> _Direction_: Reproduce every entry in the listing without alteration.

========================================

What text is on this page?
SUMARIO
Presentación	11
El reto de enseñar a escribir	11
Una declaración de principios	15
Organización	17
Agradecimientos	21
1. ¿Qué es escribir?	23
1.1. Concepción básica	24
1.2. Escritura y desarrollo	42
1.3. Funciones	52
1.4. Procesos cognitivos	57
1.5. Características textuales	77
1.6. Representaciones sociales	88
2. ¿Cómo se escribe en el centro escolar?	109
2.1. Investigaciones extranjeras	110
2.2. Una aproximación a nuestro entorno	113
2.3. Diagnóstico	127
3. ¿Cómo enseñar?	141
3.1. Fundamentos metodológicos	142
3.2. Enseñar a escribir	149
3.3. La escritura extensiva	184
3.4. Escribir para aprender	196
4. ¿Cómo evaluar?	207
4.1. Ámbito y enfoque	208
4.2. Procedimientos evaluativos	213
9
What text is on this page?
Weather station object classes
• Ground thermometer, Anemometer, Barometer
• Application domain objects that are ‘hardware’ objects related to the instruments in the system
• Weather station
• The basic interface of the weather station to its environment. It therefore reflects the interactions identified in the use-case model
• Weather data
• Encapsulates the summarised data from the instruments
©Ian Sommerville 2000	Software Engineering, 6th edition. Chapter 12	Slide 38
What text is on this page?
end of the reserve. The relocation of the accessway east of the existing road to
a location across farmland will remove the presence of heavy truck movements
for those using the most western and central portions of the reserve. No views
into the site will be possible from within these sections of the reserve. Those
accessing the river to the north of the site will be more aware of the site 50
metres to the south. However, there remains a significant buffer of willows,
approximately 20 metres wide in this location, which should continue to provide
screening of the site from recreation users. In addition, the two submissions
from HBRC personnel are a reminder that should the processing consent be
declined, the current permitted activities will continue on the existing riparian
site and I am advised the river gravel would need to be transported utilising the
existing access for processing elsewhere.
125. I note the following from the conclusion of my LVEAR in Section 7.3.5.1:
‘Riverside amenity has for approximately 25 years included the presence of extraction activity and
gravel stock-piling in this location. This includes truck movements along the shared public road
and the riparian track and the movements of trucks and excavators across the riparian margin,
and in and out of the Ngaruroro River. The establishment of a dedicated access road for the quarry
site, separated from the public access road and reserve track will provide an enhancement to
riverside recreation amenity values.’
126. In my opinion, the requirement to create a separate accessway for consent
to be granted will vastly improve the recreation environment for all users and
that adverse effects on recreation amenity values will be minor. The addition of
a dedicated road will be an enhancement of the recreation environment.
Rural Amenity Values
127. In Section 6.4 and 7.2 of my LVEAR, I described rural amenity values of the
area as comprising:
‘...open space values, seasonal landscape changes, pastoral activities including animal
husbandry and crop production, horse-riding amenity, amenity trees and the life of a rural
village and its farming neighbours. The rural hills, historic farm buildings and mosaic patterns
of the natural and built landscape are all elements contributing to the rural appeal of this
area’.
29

========================================

> _Task solution_:
What text is on this page?
SUMARIO
Presentación	11
El reto de enseñar a escribir	11
Una declaración de principios	15
Organización	17
Agradecimientos	21
1. ¿Qué es escribir?	23
1.1. Concepción básica	24
1.2. Escritura y desarrollo	42
1.3. Funciones	52
1.4. Procesos cognitivos	57
1.5. Características textuales	77
1.6. Representaciones sociales	88
2. ¿Cómo se escribe en el centro escolar?	109
2.1. Investigaciones extranjeras	110
2.2. Una aproximación a nuestro entorno	113
2.3. Diagnóstico	127
3. ¿Cómo enseñar?	141
3.1. Fundamentos metodológicos	142
3.2. Enseñar a escribir	149
3.3. La escritura extensiva	184
3.4. Escribir para aprender	196
4. ¿Cómo evaluar?	207
4.1. Ámbito y enfoque	208
4.2. Procedimientos evaluativos	213
9
What text is on this page?
Weather station object classes
• Ground thermometer, Anemometer, Barometer
• Application domain objects that are ‘hardware’ objects related to the instruments in the system
• Weather station
• The basic interface of the weather station to its environment. It therefore reflects the interactions identified in the use-case model
• Weather data
• Encapsulates the summarised data from the instruments
©Ian Sommerville 2000	Software Engineering, 6th edition. Chapter 12	Slide 38
What text is on this page?
end of the reserve. The relocation of the accessway east of the existing road to
a location across farmland will remove the presence of heavy truck movements
for those using the most western and central portions of the reserve. No views
into the site will be possible from within these sections of the reserve. Those
accessing the river to the north of the site will be more aware of the site 50
metres to the south. However, there remains a significant buffer of willows,
approximately 20 metres wide in this location, which should continue to provide
screening of the site from recreation users. In addition, the two submissions
from HBRC personnel are a reminder that should the processing consent be
declined, the current permitted activities will continue on the existing riparian
site and I am advised the river gravel would need to be transported utilising the
existing access for processing elsewhere.
125. I note the following from the conclusion of my LVEAR in Section 7.3.5.1:
‘Riverside amenity has for approximately 25 years included the presence of extraction activity and
gravel stock-piling in this location. This includes truck movements along the shared public road
and the riparian track and the movements of trucks and excavators across the riparian margin,
and in and out of the Ngaruroro River. The establishment of a dedicated access road for the quarry
site, separated from the public access road and reserve track will provide an enhancement to
riverside recreation amenity values.’
126. In my opinion, the requirement to create a separate accessway for consent
to be granted will vastly improve the recreation environment for all users and
that adverse effects on recreation amenity values will be minor. The addition of
a dedicated road will be an enhancement of the recreation environment.
Rural Amenity Values
127. In Section 6.4 and 7.2 of my LVEAR, I described rural amenity values of the
area as comprising:
‘...open space values, seasonal landscape changes, pastoral activities including animal
husbandry and crop production, horse-riding amenity, amenity trees and the life of a rural
village and its farming neighbours. The rural hills, historic farm buildings and mosaic patterns
of the natural and built landscape are all elements contributing to the rural appeal of this
area’.
29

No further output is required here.